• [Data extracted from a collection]
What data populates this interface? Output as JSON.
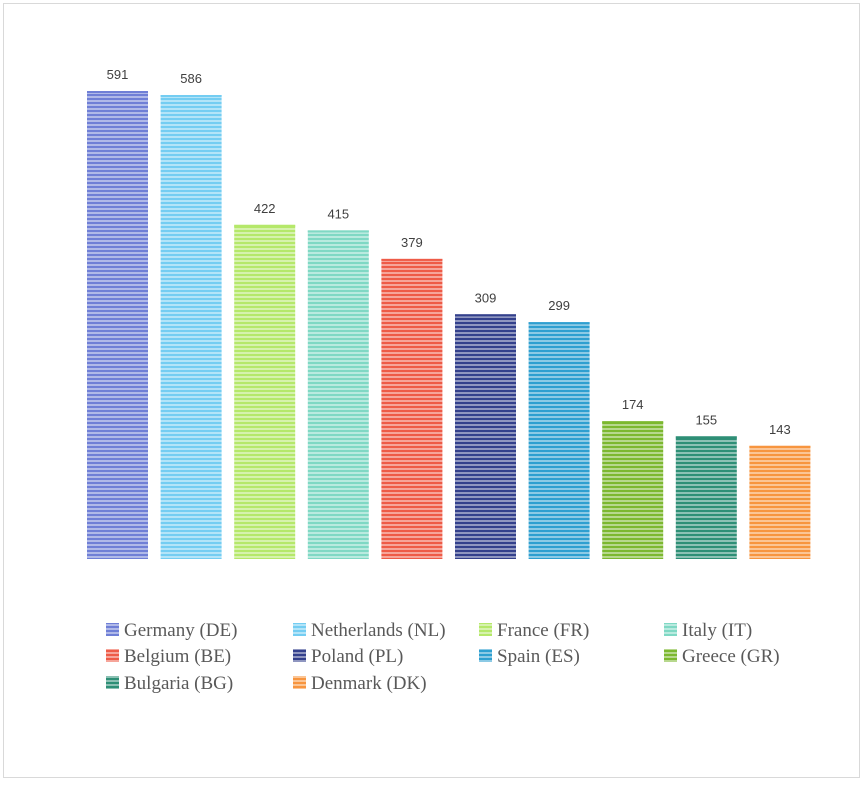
{
  "chart_data": {
    "type": "bar",
    "title": "",
    "xlabel": "",
    "ylabel": "",
    "ylim": [
      0,
      591
    ],
    "grid": false,
    "legend_position": "bottom",
    "categories": [
      "Germany (DE)",
      "Netherlands (NL)",
      "France (FR)",
      "Italy (IT)",
      "Belgium (BE)",
      "Poland (PL)",
      "Spain (ES)",
      "Greece (GR)",
      "Bulgaria (BG)",
      "Denmark (DK)"
    ],
    "values": [
      591,
      586,
      422,
      415,
      379,
      309,
      299,
      174,
      155,
      143
    ],
    "colors": [
      "#6F7FD6",
      "#74CDF2",
      "#B5E86A",
      "#7FD8C4",
      "#EE5B47",
      "#33408C",
      "#2E9FD0",
      "#7CB82F",
      "#2E8F76",
      "#F7953F"
    ],
    "data_labels": [
      "591",
      "586",
      "422",
      "415",
      "379",
      "309",
      "299",
      "174",
      "155",
      "143"
    ]
  }
}
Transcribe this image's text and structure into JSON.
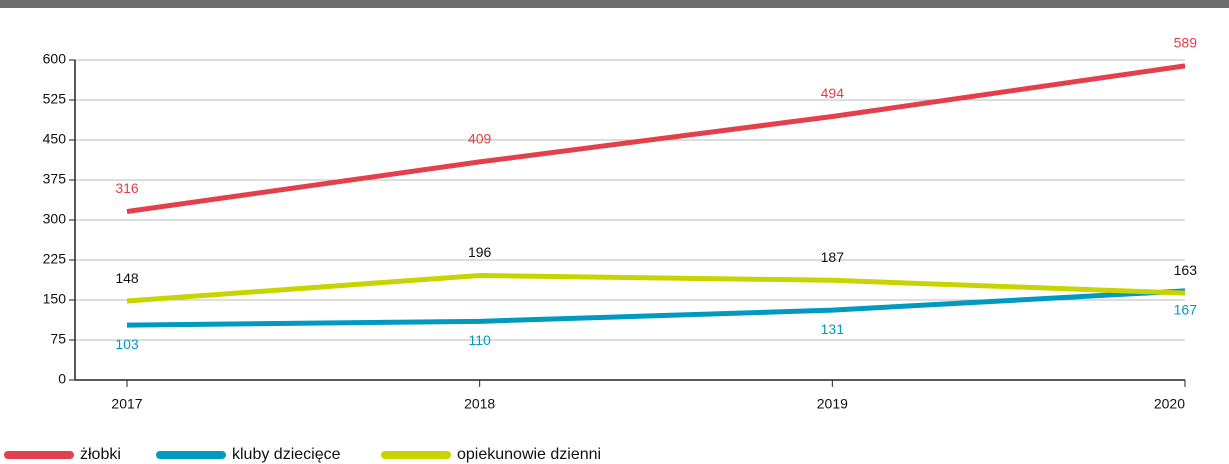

• [Your task] Output the data exactly. Pictures don't belong in the result.

• [Answer to this problem]
What data populates this interface? Output as JSON.
{
  "chart_data": {
    "type": "bar",
    "title": "",
    "xlabel": "",
    "ylabel": "",
    "ylim": [
      0,
      591
    ],
    "grid": false,
    "legend_position": "bottom",
    "categories": [
      "Germany (DE)",
      "Netherlands (NL)",
      "France (FR)",
      "Italy (IT)",
      "Belgium (BE)",
      "Poland (PL)",
      "Spain (ES)",
      "Greece (GR)",
      "Bulgaria (BG)",
      "Denmark (DK)"
    ],
    "values": [
      591,
      586,
      422,
      415,
      379,
      309,
      299,
      174,
      155,
      143
    ],
    "colors": [
      "#6F7FD6",
      "#74CDF2",
      "#B5E86A",
      "#7FD8C4",
      "#EE5B47",
      "#33408C",
      "#2E9FD0",
      "#7CB82F",
      "#2E8F76",
      "#F7953F"
    ],
    "data_labels": [
      "591",
      "586",
      "422",
      "415",
      "379",
      "309",
      "299",
      "174",
      "155",
      "143"
    ]
  }
}
Transcribe this image's text and structure into JSON.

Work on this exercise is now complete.